Dataset excerpts:
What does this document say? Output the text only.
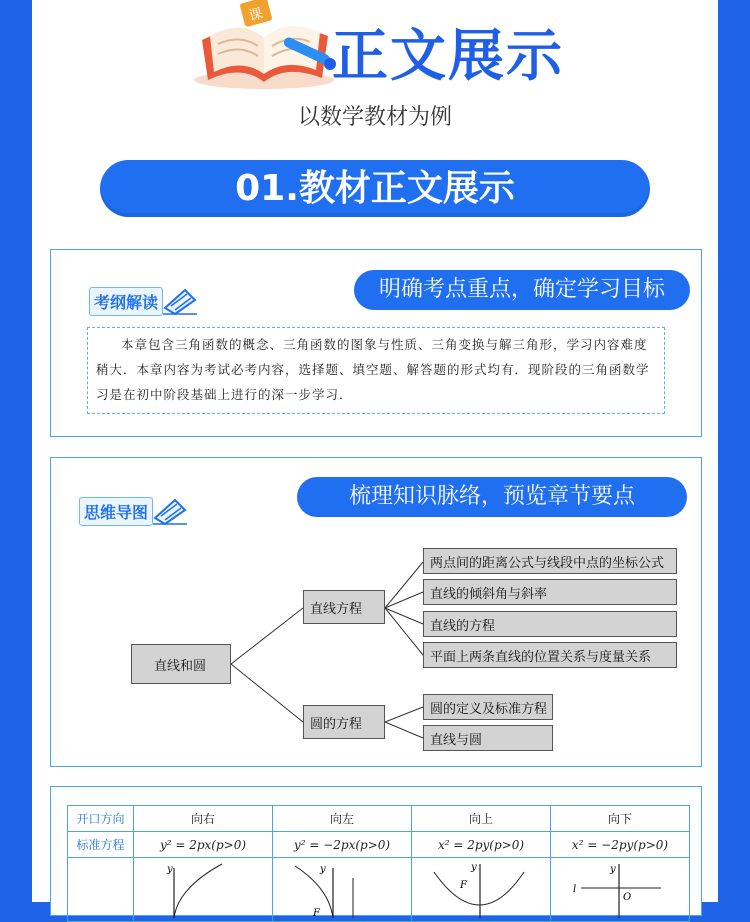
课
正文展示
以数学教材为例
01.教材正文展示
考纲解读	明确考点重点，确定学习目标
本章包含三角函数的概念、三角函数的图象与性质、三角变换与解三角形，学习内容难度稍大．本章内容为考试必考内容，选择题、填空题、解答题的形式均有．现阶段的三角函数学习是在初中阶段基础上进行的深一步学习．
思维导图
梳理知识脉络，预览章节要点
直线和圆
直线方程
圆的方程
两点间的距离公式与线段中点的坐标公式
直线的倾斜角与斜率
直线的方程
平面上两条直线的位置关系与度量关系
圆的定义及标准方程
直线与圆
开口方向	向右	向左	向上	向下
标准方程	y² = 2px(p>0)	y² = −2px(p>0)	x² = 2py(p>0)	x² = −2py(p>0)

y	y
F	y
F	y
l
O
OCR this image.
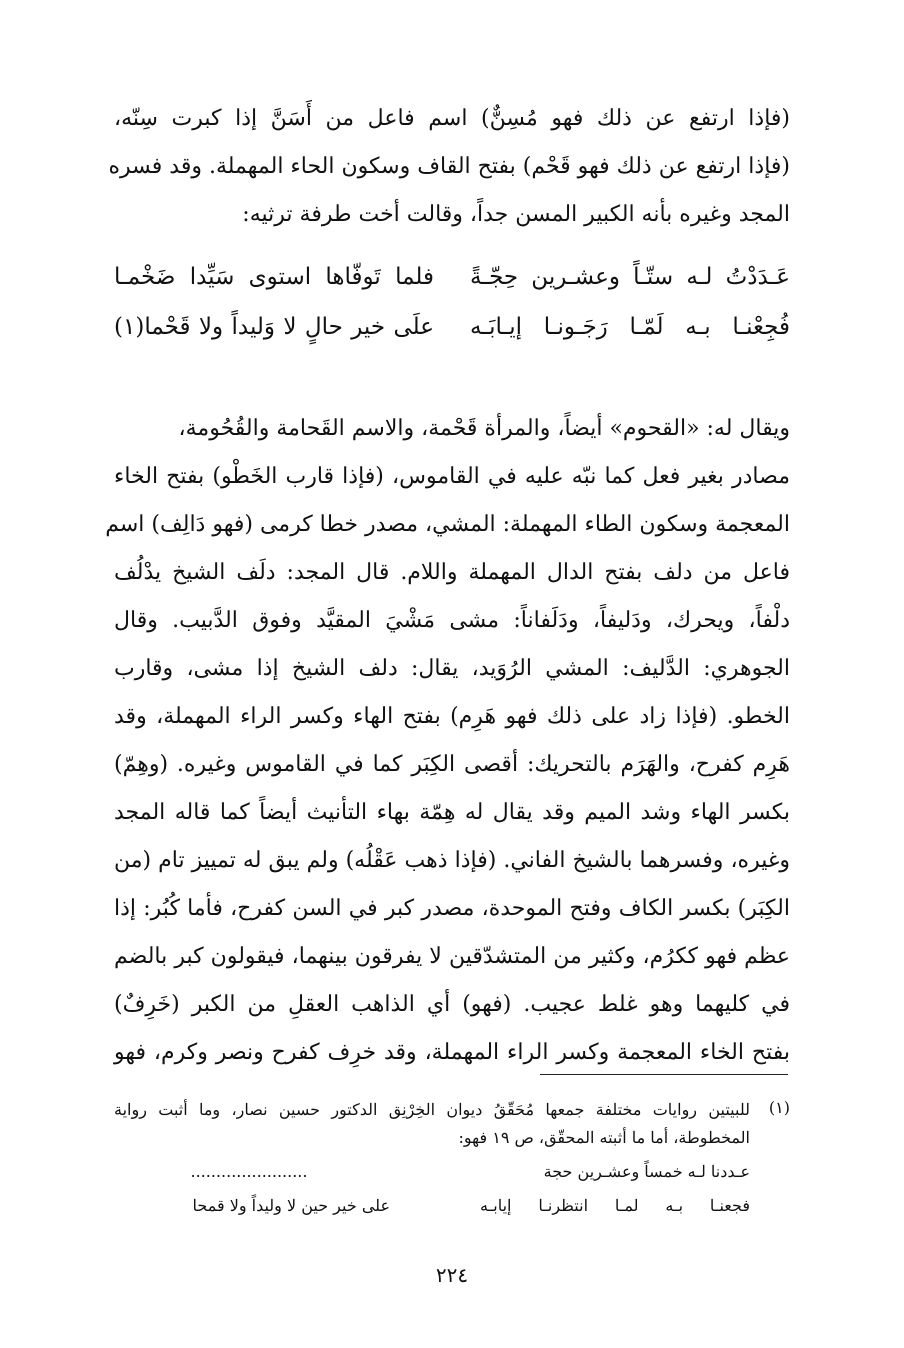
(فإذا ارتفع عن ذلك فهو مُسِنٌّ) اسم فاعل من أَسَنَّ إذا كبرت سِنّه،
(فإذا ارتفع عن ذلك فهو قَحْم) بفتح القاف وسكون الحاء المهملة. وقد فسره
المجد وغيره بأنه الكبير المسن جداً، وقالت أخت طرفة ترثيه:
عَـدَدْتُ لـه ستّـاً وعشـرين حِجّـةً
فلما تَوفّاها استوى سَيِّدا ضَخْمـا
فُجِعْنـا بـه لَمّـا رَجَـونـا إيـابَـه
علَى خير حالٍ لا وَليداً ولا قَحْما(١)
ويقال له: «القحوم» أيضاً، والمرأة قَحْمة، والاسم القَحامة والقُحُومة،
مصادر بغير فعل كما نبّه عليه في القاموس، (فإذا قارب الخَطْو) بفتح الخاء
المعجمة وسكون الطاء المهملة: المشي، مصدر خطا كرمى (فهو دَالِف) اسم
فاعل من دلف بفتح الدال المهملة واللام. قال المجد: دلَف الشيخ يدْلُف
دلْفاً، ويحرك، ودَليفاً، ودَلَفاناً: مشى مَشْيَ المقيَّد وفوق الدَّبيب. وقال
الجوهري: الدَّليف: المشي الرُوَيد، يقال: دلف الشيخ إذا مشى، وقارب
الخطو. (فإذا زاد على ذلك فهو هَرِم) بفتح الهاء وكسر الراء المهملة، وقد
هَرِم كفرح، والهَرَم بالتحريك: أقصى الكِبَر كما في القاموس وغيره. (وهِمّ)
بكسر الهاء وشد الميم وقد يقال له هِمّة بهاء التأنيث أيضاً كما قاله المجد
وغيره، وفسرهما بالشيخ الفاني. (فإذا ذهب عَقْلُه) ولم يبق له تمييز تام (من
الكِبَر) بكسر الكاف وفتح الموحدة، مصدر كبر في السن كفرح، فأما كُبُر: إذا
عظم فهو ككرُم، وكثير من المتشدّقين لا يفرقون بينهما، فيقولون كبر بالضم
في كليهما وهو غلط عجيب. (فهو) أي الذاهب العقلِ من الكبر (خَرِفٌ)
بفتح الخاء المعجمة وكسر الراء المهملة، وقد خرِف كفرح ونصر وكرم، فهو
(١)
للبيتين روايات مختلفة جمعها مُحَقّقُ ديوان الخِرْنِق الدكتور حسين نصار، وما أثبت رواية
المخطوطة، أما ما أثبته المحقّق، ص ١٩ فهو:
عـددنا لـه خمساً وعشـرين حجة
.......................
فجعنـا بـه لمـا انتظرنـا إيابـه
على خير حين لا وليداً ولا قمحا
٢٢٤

Prompt:
Repeat all of the entries word for word, but omit the pictures.

Worked answer:
What does this document say? Output the text only.
课
正文展示
以数学教材为例
01.教材正文展示
考纲解读	明确考点重点，确定学习目标
本章包含三角函数的概念、三角函数的图象与性质、三角变换与解三角形，学习内容难度稍大．本章内容为考试必考内容，选择题、填空题、解答题的形式均有．现阶段的三角函数学习是在初中阶段基础上进行的深一步学习．
思维导图
梳理知识脉络，预览章节要点
直线和圆
直线方程
圆的方程
两点间的距离公式与线段中点的坐标公式
直线的倾斜角与斜率
直线的方程
平面上两条直线的位置关系与度量关系
圆的定义及标准方程
直线与圆
开口方向	向右	向左	向上	向下
标准方程	y² = 2px(p>0)	y² = −2px(p>0)	x² = 2py(p>0)	x² = −2py(p>0)

y	y
F	y
F	y
l
O
OCR this image.
(فإذا ارتفع عن ذلك فهو مُسِنٌّ) اسم فاعل من أَسَنَّ إذا كبرت سِنّه،
(فإذا ارتفع عن ذلك فهو قَحْم) بفتح القاف وسكون الحاء المهملة. وقد فسره
المجد وغيره بأنه الكبير المسن جداً، وقالت أخت طرفة ترثيه:
عَـدَدْتُ لـه ستّـاً وعشـرين حِجّـةً
فلما تَوفّاها استوى سَيِّدا ضَخْمـا
فُجِعْنـا بـه لَمّـا رَجَـونـا إيـابَـه
علَى خير حالٍ لا وَليداً ولا قَحْما(١)
ويقال له: «القحوم» أيضاً، والمرأة قَحْمة، والاسم القَحامة والقُحُومة،
مصادر بغير فعل كما نبّه عليه في القاموس، (فإذا قارب الخَطْو) بفتح الخاء
المعجمة وسكون الطاء المهملة: المشي، مصدر خطا كرمى (فهو دَالِف) اسم
فاعل من دلف بفتح الدال المهملة واللام. قال المجد: دلَف الشيخ يدْلُف
دلْفاً، ويحرك، ودَليفاً، ودَلَفاناً: مشى مَشْيَ المقيَّد وفوق الدَّبيب. وقال
الجوهري: الدَّليف: المشي الرُوَيد، يقال: دلف الشيخ إذا مشى، وقارب
الخطو. (فإذا زاد على ذلك فهو هَرِم) بفتح الهاء وكسر الراء المهملة، وقد
هَرِم كفرح، والهَرَم بالتحريك: أقصى الكِبَر كما في القاموس وغيره. (وهِمّ)
بكسر الهاء وشد الميم وقد يقال له هِمّة بهاء التأنيث أيضاً كما قاله المجد
وغيره، وفسرهما بالشيخ الفاني. (فإذا ذهب عَقْلُه) ولم يبق له تمييز تام (من
الكِبَر) بكسر الكاف وفتح الموحدة، مصدر كبر في السن كفرح، فأما كُبُر: إذا
عظم فهو ككرُم، وكثير من المتشدّقين لا يفرقون بينهما، فيقولون كبر بالضم
في كليهما وهو غلط عجيب. (فهو) أي الذاهب العقلِ من الكبر (خَرِفٌ)
بفتح الخاء المعجمة وكسر الراء المهملة، وقد خرِف كفرح ونصر وكرم، فهو
(١)
للبيتين روايات مختلفة جمعها مُحَقّقُ ديوان الخِرْنِق الدكتور حسين نصار، وما أثبت رواية
المخطوطة، أما ما أثبته المحقّق، ص ١٩ فهو:
عـددنا لـه خمساً وعشـرين حجة
.......................
فجعنـا بـه لمـا انتظرنـا إيابـه
على خير حين لا وليداً ولا قمحا
٢٢٤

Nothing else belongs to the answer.